● To be done:
Copy every line of the records below word for word.

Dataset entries
┄┄┄┄┄┄┄┄┄┄

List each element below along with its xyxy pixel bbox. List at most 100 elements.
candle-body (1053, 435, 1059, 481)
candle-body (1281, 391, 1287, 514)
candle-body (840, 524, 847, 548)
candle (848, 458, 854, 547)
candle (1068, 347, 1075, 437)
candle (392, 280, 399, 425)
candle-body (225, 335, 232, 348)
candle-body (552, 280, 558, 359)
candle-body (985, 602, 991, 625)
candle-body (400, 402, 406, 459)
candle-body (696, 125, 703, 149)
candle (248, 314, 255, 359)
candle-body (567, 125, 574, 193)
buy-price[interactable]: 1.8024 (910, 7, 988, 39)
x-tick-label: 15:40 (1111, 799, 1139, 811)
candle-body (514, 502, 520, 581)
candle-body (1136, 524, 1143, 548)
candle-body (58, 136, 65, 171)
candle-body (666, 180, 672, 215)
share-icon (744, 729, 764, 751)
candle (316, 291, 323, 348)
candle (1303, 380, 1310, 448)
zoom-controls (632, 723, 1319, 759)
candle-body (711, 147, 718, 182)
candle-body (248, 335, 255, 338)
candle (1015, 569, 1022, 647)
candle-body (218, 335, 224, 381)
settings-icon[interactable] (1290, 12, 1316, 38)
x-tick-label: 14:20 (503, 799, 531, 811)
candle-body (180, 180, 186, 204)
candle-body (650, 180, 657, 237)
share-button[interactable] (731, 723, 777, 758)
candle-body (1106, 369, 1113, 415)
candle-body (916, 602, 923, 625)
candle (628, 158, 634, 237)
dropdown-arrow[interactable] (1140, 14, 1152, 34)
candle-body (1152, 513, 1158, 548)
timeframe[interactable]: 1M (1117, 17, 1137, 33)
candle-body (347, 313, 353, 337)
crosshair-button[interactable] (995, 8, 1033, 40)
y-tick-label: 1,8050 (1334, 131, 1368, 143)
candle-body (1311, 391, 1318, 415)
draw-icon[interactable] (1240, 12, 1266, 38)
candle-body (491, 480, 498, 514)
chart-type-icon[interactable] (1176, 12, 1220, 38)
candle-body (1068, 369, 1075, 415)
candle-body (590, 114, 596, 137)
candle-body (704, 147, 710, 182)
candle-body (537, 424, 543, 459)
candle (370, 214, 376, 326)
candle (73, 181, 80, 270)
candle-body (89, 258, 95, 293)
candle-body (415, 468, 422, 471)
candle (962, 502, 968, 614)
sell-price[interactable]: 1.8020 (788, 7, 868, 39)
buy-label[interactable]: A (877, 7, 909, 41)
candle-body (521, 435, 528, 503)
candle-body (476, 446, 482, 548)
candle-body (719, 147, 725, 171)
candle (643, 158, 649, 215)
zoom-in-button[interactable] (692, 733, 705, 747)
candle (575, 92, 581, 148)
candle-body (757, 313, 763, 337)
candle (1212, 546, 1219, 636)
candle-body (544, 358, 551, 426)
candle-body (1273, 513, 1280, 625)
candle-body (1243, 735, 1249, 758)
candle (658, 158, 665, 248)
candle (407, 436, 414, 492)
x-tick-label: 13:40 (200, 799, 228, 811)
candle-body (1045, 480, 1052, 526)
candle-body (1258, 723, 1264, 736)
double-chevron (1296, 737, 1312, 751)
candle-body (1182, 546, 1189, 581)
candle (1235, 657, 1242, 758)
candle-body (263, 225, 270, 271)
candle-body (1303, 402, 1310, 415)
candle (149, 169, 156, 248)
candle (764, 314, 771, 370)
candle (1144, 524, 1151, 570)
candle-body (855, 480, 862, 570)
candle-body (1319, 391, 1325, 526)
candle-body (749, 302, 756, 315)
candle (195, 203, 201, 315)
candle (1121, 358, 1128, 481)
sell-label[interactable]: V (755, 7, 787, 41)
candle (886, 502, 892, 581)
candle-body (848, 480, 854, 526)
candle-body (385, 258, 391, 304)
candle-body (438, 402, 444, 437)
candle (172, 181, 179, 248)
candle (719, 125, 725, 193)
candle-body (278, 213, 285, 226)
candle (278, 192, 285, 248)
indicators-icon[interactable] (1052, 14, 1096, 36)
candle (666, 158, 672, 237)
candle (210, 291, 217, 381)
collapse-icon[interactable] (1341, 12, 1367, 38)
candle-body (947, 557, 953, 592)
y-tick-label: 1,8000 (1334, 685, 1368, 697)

┄┄┄┄┄┄┄┄┄┄

● Complete output:
List each element below along with its xyxy pixel bbox. List at most 100 elements.
candle-body (1053, 435, 1059, 481)
candle-body (1281, 391, 1287, 514)
candle-body (840, 524, 847, 548)
candle (848, 458, 854, 547)
candle (1068, 347, 1075, 437)
candle (392, 280, 399, 425)
candle-body (225, 335, 232, 348)
candle-body (552, 280, 558, 359)
candle-body (985, 602, 991, 625)
candle-body (400, 402, 406, 459)
candle-body (696, 125, 703, 149)
candle (248, 314, 255, 359)
candle-body (567, 125, 574, 193)
buy-price[interactable]: 1.8024 (910, 7, 988, 39)
x-tick-label: 15:40 (1111, 799, 1139, 811)
candle-body (514, 502, 520, 581)
candle-body (1136, 524, 1143, 548)
candle-body (58, 136, 65, 171)
candle-body (666, 180, 672, 215)
share-icon (744, 729, 764, 751)
candle (316, 291, 323, 348)
candle (1303, 380, 1310, 448)
zoom-controls (632, 723, 1319, 759)
candle-body (711, 147, 718, 182)
candle-body (248, 335, 255, 338)
candle (1015, 569, 1022, 647)
candle-body (218, 335, 224, 381)
settings-icon[interactable] (1290, 12, 1316, 38)
x-tick-label: 14:20 (503, 799, 531, 811)
candle-body (180, 180, 186, 204)
candle-body (650, 180, 657, 237)
share-button[interactable] (731, 723, 777, 758)
candle-body (1106, 369, 1113, 415)
candle-body (916, 602, 923, 625)
candle (628, 158, 634, 237)
dropdown-arrow[interactable] (1140, 14, 1152, 34)
candle-body (1152, 513, 1158, 548)
timeframe[interactable]: 1M (1117, 17, 1137, 33)
candle-body (347, 313, 353, 337)
crosshair-button[interactable] (995, 8, 1033, 40)
y-tick-label: 1,8050 (1334, 131, 1368, 143)
candle-body (1311, 391, 1318, 415)
draw-icon[interactable] (1240, 12, 1266, 38)
candle-body (491, 480, 498, 514)
chart-type-icon[interactable] (1176, 12, 1220, 38)
candle-body (1068, 369, 1075, 415)
candle-body (590, 114, 596, 137)
candle-body (704, 147, 710, 182)
candle-body (537, 424, 543, 459)
candle (370, 214, 376, 326)
candle (73, 181, 80, 270)
candle-body (89, 258, 95, 293)
candle-body (415, 468, 422, 471)
candle (962, 502, 968, 614)
sell-price[interactable]: 1.8020 (788, 7, 868, 39)
buy-label[interactable]: A (877, 7, 909, 41)
candle-body (521, 435, 528, 503)
candle-body (476, 446, 482, 548)
candle-body (719, 147, 725, 171)
candle (643, 158, 649, 215)
zoom-in-button[interactable] (692, 733, 705, 747)
candle (575, 92, 581, 148)
candle-body (757, 313, 763, 337)
candle (1212, 546, 1219, 636)
candle-body (544, 358, 551, 426)
candle-body (1273, 513, 1280, 625)
candle-body (1243, 735, 1249, 758)
candle (658, 158, 665, 248)
candle (407, 436, 414, 492)
x-tick-label: 13:40 (200, 799, 228, 811)
candle-body (1045, 480, 1052, 526)
candle-body (1258, 723, 1264, 736)
double-chevron (1296, 737, 1312, 751)
candle-body (1182, 546, 1189, 581)
candle (1235, 657, 1242, 758)
candle-body (263, 225, 270, 271)
candle-body (1303, 402, 1310, 415)
candle (149, 169, 156, 248)
candle (764, 314, 771, 370)
candle (1144, 524, 1151, 570)
candle-body (855, 480, 862, 570)
candle-body (1319, 391, 1325, 526)
candle-body (749, 302, 756, 315)
candle (195, 203, 201, 315)
candle (1121, 358, 1128, 481)
sell-label[interactable]: V (755, 7, 787, 41)
candle (886, 502, 892, 581)
candle-body (848, 480, 854, 526)
candle-body (385, 258, 391, 304)
candle-body (438, 402, 444, 437)
candle (172, 181, 179, 248)
candle (719, 125, 725, 193)
candle-body (278, 213, 285, 226)
candle (278, 192, 285, 248)
indicators-icon[interactable] (1052, 14, 1096, 36)
candle (666, 158, 672, 237)
candle (210, 291, 217, 381)
collapse-icon[interactable] (1341, 12, 1367, 38)
candle-body (947, 557, 953, 592)
y-tick-label: 1,8000 (1334, 685, 1368, 697)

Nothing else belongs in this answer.